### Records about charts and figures
★ ★ ★

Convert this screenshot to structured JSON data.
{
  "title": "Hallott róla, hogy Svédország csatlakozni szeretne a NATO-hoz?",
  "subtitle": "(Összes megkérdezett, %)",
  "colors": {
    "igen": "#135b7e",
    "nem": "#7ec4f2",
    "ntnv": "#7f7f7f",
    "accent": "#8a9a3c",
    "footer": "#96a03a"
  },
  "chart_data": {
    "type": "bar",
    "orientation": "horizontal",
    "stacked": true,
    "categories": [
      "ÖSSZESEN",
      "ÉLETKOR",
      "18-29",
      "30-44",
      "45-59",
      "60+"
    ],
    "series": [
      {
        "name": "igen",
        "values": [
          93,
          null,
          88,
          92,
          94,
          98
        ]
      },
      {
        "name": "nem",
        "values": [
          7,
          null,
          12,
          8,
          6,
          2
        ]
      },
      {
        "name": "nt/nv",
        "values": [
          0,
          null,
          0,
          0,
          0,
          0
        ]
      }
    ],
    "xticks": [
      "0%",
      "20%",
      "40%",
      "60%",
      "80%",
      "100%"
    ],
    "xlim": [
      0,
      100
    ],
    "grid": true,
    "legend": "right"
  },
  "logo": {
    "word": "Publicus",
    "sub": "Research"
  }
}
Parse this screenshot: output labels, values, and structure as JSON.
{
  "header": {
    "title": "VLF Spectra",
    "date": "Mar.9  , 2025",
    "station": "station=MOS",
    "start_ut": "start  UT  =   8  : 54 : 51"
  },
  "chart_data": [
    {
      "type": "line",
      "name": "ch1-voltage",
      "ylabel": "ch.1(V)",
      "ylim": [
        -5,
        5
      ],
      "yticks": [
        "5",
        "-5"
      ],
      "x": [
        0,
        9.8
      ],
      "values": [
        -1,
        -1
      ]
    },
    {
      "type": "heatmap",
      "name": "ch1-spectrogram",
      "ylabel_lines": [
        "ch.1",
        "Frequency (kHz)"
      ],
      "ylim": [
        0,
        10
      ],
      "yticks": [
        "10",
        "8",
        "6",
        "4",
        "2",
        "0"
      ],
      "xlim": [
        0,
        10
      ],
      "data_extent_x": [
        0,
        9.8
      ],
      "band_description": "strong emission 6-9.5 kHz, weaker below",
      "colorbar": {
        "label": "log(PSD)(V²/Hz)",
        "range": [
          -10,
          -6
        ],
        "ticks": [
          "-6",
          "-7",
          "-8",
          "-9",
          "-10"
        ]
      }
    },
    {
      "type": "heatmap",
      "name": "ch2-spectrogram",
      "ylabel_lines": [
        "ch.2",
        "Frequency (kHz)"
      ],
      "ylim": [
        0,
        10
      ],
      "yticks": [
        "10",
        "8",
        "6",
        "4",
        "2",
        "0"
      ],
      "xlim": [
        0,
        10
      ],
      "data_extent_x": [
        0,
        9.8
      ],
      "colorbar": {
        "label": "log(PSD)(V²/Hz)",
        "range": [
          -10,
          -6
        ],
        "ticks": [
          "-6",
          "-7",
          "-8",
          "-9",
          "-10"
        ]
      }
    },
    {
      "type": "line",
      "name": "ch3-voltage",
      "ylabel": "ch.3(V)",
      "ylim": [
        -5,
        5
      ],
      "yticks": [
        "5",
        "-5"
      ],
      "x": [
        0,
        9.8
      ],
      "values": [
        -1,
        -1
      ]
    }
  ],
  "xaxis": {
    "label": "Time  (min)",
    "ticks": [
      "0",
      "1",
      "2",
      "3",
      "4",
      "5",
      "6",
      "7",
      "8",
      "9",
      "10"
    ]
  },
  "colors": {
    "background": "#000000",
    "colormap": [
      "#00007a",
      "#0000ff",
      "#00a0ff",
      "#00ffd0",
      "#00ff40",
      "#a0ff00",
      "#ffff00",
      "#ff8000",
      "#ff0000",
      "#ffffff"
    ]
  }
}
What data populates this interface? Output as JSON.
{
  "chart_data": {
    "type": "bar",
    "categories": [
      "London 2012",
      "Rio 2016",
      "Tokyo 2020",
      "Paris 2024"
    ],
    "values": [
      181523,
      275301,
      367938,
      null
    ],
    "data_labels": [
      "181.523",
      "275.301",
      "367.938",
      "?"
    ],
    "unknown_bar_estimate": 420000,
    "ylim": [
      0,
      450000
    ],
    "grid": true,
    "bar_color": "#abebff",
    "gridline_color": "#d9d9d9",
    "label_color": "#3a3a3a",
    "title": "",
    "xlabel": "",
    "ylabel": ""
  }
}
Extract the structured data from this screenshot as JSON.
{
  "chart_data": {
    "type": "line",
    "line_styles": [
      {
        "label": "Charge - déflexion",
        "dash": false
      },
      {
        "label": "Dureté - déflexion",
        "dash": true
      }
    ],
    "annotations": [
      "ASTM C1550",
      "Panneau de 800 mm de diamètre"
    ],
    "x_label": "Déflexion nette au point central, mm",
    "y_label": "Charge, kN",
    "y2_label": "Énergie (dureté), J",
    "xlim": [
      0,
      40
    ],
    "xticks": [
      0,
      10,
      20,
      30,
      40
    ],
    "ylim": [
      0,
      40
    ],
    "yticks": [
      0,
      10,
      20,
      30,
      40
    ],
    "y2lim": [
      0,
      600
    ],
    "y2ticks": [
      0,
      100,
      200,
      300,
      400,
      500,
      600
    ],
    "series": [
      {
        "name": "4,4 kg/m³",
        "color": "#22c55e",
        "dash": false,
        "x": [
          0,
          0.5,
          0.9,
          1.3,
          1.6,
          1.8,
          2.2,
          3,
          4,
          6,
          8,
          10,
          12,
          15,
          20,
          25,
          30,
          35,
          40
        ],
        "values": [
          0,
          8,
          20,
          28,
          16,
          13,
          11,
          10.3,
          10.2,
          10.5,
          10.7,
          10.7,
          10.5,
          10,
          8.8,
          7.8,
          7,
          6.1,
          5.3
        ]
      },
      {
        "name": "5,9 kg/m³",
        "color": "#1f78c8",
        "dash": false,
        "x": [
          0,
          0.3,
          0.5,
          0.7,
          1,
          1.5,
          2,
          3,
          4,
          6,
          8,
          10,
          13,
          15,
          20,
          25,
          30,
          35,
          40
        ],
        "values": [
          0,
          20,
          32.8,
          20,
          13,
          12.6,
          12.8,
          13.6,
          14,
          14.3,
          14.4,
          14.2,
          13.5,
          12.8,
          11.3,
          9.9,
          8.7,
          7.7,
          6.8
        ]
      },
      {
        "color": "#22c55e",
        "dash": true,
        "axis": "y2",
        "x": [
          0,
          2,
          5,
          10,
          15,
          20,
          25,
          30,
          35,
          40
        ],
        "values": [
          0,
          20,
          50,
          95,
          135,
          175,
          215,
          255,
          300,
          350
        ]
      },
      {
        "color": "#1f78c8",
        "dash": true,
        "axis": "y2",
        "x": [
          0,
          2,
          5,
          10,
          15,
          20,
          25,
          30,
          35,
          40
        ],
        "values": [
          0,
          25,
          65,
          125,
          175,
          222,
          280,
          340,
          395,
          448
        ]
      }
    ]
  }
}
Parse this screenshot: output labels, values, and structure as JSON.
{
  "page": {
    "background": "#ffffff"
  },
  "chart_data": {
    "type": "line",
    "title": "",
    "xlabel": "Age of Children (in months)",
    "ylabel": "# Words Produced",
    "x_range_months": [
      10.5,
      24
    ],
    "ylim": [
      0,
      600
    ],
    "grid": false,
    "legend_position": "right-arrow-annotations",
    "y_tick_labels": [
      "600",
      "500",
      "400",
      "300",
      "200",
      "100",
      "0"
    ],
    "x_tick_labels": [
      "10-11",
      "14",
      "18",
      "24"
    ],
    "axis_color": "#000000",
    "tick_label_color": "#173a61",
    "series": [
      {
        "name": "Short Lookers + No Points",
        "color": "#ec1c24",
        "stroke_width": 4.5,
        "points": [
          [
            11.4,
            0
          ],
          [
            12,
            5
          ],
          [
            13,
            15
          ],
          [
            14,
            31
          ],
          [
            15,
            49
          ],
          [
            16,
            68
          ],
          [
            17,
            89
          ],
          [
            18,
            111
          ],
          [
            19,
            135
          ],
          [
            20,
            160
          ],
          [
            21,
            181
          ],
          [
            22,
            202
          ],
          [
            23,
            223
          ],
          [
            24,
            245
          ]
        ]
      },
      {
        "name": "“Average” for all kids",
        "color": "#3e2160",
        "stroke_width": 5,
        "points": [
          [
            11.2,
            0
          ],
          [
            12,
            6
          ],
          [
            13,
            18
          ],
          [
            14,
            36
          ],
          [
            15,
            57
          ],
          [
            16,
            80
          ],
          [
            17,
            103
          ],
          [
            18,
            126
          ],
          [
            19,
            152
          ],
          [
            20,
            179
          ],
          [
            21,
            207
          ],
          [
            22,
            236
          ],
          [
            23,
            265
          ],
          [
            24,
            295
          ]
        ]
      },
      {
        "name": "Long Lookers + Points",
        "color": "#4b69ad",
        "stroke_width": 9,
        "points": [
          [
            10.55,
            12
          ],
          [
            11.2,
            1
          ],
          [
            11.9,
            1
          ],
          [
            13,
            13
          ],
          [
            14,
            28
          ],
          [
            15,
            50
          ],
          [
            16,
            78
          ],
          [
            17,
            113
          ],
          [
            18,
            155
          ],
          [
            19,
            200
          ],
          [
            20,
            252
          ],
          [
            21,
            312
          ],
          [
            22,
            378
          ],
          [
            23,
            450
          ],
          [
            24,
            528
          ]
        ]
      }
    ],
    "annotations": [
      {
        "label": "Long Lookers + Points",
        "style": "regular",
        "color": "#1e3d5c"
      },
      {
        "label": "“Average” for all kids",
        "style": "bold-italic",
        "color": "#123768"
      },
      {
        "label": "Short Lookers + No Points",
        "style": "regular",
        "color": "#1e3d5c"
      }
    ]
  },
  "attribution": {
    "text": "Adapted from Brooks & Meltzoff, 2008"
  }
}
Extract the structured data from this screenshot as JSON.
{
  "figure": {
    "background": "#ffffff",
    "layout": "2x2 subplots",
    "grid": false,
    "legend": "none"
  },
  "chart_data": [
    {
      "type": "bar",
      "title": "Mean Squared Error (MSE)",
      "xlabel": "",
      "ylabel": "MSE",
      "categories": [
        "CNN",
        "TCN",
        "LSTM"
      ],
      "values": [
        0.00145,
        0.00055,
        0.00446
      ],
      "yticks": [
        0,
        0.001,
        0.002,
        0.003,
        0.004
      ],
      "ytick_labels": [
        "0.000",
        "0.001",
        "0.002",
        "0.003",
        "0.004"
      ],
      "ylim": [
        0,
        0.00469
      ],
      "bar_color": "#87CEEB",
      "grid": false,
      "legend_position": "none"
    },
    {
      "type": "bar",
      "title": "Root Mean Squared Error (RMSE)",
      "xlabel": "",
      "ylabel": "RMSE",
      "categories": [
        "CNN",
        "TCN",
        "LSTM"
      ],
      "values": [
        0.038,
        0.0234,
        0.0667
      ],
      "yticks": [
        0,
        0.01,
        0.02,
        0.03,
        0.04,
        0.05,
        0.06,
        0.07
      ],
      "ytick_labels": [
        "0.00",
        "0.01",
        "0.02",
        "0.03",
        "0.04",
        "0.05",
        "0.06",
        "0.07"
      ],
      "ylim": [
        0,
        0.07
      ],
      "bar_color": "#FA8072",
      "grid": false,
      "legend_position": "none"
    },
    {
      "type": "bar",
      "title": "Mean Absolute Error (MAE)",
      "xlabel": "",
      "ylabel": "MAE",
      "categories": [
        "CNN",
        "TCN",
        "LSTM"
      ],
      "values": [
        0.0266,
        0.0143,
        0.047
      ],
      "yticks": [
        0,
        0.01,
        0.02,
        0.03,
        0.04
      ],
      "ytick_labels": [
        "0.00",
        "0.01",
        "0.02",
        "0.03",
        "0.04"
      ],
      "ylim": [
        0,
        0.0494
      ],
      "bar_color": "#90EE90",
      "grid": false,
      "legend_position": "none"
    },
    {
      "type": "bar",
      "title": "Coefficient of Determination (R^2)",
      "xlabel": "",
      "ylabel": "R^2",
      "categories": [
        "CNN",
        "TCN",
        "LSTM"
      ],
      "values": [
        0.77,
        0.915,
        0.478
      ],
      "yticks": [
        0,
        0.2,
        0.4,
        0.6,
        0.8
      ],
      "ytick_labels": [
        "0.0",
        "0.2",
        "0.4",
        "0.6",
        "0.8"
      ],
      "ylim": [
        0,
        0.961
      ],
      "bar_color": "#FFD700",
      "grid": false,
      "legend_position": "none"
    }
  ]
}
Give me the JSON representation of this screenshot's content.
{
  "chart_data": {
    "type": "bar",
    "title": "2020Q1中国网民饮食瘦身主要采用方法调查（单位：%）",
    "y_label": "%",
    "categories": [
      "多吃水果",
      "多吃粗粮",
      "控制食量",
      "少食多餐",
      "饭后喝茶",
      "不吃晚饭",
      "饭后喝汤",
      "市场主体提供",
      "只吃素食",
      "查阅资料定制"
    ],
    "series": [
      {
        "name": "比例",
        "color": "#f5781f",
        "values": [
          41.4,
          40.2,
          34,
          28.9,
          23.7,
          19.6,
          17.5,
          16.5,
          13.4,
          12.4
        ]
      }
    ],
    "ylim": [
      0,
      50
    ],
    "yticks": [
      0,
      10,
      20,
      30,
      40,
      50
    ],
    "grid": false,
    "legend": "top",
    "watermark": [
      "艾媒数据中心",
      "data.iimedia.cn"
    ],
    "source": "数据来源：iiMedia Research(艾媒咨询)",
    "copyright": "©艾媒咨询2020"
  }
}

★ ★ ★

### EXERCISE DESCRIPTION
Restate word for word the lines from the one holding "Give me the" to the end of the listing, both ends included, and nothing more.

### RESPONSE BELOW
Give me the JSON representation of this screenshot's content.
{
  "chart_data": {
    "type": "bar",
    "title": "2020Q1中国网民饮食瘦身主要采用方法调查（单位：%）",
    "y_label": "%",
    "categories": [
      "多吃水果",
      "多吃粗粮",
      "控制食量",
      "少食多餐",
      "饭后喝茶",
      "不吃晚饭",
      "饭后喝汤",
      "市场主体提供",
      "只吃素食",
      "查阅资料定制"
    ],
    "series": [
      {
        "name": "比例",
        "color": "#f5781f",
        "values": [
          41.4,
          40.2,
          34,
          28.9,
          23.7,
          19.6,
          17.5,
          16.5,
          13.4,
          12.4
        ]
      }
    ],
    "ylim": [
      0,
      50
    ],
    "yticks": [
      0,
      10,
      20,
      30,
      40,
      50
    ],
    "grid": false,
    "legend": "top",
    "watermark": [
      "艾媒数据中心",
      "data.iimedia.cn"
    ],
    "source": "数据来源：iiMedia Research(艾媒咨询)",
    "copyright": "©艾媒咨询2020"
  }
}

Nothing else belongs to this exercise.